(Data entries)
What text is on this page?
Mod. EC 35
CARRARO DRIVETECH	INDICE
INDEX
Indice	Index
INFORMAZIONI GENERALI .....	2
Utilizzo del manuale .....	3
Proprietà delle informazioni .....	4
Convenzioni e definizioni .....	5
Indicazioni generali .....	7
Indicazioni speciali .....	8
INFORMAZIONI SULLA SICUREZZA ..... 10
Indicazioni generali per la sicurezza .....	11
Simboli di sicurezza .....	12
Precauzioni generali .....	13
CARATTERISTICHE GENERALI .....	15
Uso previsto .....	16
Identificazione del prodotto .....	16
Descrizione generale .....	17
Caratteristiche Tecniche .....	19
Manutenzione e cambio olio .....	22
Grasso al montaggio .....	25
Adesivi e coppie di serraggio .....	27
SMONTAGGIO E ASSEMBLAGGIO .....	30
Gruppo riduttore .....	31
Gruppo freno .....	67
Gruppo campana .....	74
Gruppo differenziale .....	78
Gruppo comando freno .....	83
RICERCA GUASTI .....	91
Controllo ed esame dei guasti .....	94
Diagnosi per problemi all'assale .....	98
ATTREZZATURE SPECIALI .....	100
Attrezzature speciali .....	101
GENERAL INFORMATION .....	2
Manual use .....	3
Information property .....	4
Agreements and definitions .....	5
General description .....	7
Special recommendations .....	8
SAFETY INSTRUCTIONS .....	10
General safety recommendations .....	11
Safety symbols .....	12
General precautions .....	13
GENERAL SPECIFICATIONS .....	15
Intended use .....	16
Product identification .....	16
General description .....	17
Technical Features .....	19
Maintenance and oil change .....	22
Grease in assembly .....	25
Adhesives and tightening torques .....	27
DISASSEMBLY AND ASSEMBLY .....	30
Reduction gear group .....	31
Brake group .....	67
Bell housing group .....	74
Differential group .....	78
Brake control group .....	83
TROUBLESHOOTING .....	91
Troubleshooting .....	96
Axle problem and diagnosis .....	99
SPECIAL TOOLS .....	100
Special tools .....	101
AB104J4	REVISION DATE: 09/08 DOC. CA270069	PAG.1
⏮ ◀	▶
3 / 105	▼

## Challenge
From the records above, extract every line exactly as it stands.

## Answer to this exercise
What text is on this page?
Mod. EC 35
CARRARO DRIVETECH	INDICE
INDEX
Indice	Index
INFORMAZIONI GENERALI .....	2
Utilizzo del manuale .....	3
Proprietà delle informazioni .....	4
Convenzioni e definizioni .....	5
Indicazioni generali .....	7
Indicazioni speciali .....	8
INFORMAZIONI SULLA SICUREZZA ..... 10
Indicazioni generali per la sicurezza .....	11
Simboli di sicurezza .....	12
Precauzioni generali .....	13
CARATTERISTICHE GENERALI .....	15
Uso previsto .....	16
Identificazione del prodotto .....	16
Descrizione generale .....	17
Caratteristiche Tecniche .....	19
Manutenzione e cambio olio .....	22
Grasso al montaggio .....	25
Adesivi e coppie di serraggio .....	27
SMONTAGGIO E ASSEMBLAGGIO .....	30
Gruppo riduttore .....	31
Gruppo freno .....	67
Gruppo campana .....	74
Gruppo differenziale .....	78
Gruppo comando freno .....	83
RICERCA GUASTI .....	91
Controllo ed esame dei guasti .....	94
Diagnosi per problemi all'assale .....	98
ATTREZZATURE SPECIALI .....	100
Attrezzature speciali .....	101
GENERAL INFORMATION .....	2
Manual use .....	3
Information property .....	4
Agreements and definitions .....	5
General description .....	7
Special recommendations .....	8
SAFETY INSTRUCTIONS .....	10
General safety recommendations .....	11
Safety symbols .....	12
General precautions .....	13
GENERAL SPECIFICATIONS .....	15
Intended use .....	16
Product identification .....	16
General description .....	17
Technical Features .....	19
Maintenance and oil change .....	22
Grease in assembly .....	25
Adhesives and tightening torques .....	27
DISASSEMBLY AND ASSEMBLY .....	30
Reduction gear group .....	31
Brake group .....	67
Bell housing group .....	74
Differential group .....	78
Brake control group .....	83
TROUBLESHOOTING .....	91
Troubleshooting .....	96
Axle problem and diagnosis .....	99
SPECIAL TOOLS .....	100
Special tools .....	101
AB104J4	REVISION DATE: 09/08 DOC. CA270069	PAG.1
⏮ ◀	▶
3 / 105	▼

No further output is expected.